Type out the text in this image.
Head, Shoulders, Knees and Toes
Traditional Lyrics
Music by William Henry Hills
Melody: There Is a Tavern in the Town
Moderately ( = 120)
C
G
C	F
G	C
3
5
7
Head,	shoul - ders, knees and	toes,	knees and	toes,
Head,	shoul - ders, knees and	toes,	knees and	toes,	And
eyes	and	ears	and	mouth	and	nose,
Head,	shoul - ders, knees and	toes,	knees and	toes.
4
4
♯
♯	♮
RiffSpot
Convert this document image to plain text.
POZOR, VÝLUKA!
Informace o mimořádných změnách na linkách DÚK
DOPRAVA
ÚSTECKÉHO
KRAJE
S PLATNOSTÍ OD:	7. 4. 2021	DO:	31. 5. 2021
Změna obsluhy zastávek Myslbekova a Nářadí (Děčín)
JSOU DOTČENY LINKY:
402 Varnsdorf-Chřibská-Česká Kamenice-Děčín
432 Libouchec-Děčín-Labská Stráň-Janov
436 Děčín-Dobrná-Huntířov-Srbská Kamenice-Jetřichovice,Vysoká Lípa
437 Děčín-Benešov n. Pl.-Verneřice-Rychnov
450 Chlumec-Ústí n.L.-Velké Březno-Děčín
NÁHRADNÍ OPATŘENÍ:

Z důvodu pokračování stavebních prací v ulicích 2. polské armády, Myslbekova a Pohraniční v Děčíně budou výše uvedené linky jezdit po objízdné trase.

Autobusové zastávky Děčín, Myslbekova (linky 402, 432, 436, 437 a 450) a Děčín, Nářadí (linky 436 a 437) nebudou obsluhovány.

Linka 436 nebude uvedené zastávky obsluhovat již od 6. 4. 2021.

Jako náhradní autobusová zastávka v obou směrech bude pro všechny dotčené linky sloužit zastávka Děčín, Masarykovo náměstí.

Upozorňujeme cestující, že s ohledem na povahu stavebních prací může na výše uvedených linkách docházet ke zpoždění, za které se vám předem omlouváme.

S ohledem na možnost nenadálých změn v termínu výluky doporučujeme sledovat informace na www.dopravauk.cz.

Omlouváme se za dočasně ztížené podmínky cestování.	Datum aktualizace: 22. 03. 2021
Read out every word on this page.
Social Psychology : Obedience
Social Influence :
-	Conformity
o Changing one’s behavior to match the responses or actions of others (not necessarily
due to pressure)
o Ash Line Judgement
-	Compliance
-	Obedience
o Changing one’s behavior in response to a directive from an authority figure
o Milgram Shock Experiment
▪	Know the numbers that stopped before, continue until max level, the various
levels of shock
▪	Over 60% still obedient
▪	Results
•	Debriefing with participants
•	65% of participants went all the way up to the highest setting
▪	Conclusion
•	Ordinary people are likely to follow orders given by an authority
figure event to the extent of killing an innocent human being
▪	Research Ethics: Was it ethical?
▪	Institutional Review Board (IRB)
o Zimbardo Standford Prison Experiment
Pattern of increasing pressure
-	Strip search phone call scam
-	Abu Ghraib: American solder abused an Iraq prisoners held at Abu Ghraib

━━━━━━━━

=== Problem statement ===
All of the material above needs to be retyped word for word.

=== Answer to this exercise ===
Type out the text in this image.
Head, Shoulders, Knees and Toes
Traditional Lyrics
Music by William Henry Hills
Melody: There Is a Tavern in the Town
Moderately ( = 120)
C
G
C	F
G	C
3
5
7
Head,	shoul - ders, knees and	toes,	knees and	toes,
Head,	shoul - ders, knees and	toes,	knees and	toes,	And
eyes	and	ears	and	mouth	and	nose,
Head,	shoul - ders, knees and	toes,	knees and	toes.
4
4
♯
♯	♮
RiffSpot
Convert this document image to plain text.
POZOR, VÝLUKA!
Informace o mimořádných změnách na linkách DÚK
DOPRAVA
ÚSTECKÉHO
KRAJE
S PLATNOSTÍ OD:	7. 4. 2021	DO:	31. 5. 2021
Změna obsluhy zastávek Myslbekova a Nářadí (Děčín)
JSOU DOTČENY LINKY:
402 Varnsdorf-Chřibská-Česká Kamenice-Děčín
432 Libouchec-Děčín-Labská Stráň-Janov
436 Děčín-Dobrná-Huntířov-Srbská Kamenice-Jetřichovice,Vysoká Lípa
437 Děčín-Benešov n. Pl.-Verneřice-Rychnov
450 Chlumec-Ústí n.L.-Velké Březno-Děčín
NÁHRADNÍ OPATŘENÍ:

Z důvodu pokračování stavebních prací v ulicích 2. polské armády, Myslbekova a Pohraniční v Děčíně budou výše uvedené linky jezdit po objízdné trase.

Autobusové zastávky Děčín, Myslbekova (linky 402, 432, 436, 437 a 450) a Děčín, Nářadí (linky 436 a 437) nebudou obsluhovány.

Linka 436 nebude uvedené zastávky obsluhovat již od 6. 4. 2021.

Jako náhradní autobusová zastávka v obou směrech bude pro všechny dotčené linky sloužit zastávka Děčín, Masarykovo náměstí.

Upozorňujeme cestující, že s ohledem na povahu stavebních prací může na výše uvedených linkách docházet ke zpoždění, za které se vám předem omlouváme.

S ohledem na možnost nenadálých změn v termínu výluky doporučujeme sledovat informace na www.dopravauk.cz.

Omlouváme se za dočasně ztížené podmínky cestování.	Datum aktualizace: 22. 03. 2021
Read out every word on this page.
Social Psychology : Obedience
Social Influence :
-	Conformity
o Changing one’s behavior to match the responses or actions of others (not necessarily
due to pressure)
o Ash Line Judgement
-	Compliance
-	Obedience
o Changing one’s behavior in response to a directive from an authority figure
o Milgram Shock Experiment
▪	Know the numbers that stopped before, continue until max level, the various
levels of shock
▪	Over 60% still obedient
▪	Results
•	Debriefing with participants
•	65% of participants went all the way up to the highest setting
▪	Conclusion
•	Ordinary people are likely to follow orders given by an authority
figure event to the extent of killing an innocent human being
▪	Research Ethics: Was it ethical?
▪	Institutional Review Board (IRB)
o Zimbardo Standford Prison Experiment
Pattern of increasing pressure
-	Strip search phone call scam
-	Abu Ghraib: American solder abused an Iraq prisoners held at Abu Ghraib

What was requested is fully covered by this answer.